[Saved data entries]
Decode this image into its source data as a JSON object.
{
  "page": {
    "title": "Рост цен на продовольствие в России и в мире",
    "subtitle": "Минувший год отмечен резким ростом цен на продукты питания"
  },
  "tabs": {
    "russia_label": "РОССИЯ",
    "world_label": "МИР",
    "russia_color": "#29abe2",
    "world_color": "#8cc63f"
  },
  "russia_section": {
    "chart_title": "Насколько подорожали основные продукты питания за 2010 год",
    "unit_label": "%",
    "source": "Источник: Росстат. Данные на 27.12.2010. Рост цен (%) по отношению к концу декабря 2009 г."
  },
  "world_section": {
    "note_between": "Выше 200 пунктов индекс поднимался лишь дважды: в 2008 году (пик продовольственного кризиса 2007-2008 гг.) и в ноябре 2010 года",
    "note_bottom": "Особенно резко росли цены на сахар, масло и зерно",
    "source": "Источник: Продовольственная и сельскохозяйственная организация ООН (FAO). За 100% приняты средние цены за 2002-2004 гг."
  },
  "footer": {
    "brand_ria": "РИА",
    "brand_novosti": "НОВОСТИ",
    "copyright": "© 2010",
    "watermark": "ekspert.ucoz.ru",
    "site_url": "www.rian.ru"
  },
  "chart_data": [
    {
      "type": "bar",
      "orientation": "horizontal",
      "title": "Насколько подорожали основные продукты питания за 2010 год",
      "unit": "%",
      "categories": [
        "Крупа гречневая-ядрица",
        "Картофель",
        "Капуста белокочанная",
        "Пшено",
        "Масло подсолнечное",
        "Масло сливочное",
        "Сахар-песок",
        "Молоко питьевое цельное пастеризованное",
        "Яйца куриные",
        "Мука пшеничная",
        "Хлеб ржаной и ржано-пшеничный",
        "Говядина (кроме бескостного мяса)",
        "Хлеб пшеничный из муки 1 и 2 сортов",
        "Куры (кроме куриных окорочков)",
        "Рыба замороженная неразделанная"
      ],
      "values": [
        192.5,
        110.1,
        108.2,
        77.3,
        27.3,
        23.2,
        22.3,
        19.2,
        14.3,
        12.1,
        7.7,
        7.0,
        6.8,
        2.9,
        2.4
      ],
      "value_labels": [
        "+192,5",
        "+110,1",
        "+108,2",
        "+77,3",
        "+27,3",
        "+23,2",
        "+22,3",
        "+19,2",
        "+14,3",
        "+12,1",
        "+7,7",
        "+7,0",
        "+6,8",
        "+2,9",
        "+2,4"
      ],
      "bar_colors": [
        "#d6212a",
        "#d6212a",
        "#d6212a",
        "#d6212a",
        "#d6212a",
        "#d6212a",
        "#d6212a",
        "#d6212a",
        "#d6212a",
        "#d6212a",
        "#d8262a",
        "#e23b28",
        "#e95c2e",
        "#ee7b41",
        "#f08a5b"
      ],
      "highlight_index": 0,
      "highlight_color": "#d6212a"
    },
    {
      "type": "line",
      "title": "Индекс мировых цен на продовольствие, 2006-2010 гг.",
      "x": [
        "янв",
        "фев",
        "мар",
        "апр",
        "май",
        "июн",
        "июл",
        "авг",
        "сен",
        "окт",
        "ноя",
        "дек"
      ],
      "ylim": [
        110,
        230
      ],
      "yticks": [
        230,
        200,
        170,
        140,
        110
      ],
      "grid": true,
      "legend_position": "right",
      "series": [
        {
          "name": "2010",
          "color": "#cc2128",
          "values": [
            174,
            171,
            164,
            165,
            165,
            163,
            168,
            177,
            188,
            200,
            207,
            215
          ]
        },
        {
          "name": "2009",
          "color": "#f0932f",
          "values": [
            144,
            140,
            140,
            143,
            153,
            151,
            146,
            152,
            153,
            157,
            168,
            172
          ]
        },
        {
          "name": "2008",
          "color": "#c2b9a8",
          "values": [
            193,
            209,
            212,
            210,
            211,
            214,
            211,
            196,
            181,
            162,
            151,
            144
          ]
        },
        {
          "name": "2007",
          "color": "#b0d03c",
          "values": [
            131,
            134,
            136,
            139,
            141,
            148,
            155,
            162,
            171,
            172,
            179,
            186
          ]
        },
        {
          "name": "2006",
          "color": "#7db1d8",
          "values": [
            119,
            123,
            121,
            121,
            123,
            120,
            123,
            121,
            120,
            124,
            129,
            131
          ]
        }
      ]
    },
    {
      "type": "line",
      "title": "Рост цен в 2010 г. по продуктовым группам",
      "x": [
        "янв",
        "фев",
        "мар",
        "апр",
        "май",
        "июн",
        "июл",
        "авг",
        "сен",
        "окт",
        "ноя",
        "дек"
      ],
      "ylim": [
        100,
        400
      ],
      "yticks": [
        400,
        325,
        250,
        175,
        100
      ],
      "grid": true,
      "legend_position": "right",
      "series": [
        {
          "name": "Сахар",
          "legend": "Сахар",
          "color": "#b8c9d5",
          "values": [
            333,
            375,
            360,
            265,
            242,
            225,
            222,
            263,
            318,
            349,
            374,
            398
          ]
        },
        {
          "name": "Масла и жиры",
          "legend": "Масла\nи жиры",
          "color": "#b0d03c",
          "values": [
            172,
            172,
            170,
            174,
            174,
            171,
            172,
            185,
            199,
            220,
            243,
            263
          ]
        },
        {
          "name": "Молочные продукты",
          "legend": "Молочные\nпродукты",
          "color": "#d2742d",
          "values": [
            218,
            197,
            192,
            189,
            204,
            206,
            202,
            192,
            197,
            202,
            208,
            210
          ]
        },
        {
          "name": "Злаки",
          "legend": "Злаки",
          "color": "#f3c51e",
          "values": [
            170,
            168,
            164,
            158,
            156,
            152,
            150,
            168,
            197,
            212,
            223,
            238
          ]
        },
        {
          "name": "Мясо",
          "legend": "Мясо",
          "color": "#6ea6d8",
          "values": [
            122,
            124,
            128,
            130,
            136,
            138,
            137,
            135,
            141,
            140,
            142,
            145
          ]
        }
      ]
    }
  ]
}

**EXERCISE TASK:**
Which lines contain "Молочные"? Show each of them.

**FINAL ANSWER:**
          "name": "Молочные продукты",
          "legend": "Молочные\nпродукты",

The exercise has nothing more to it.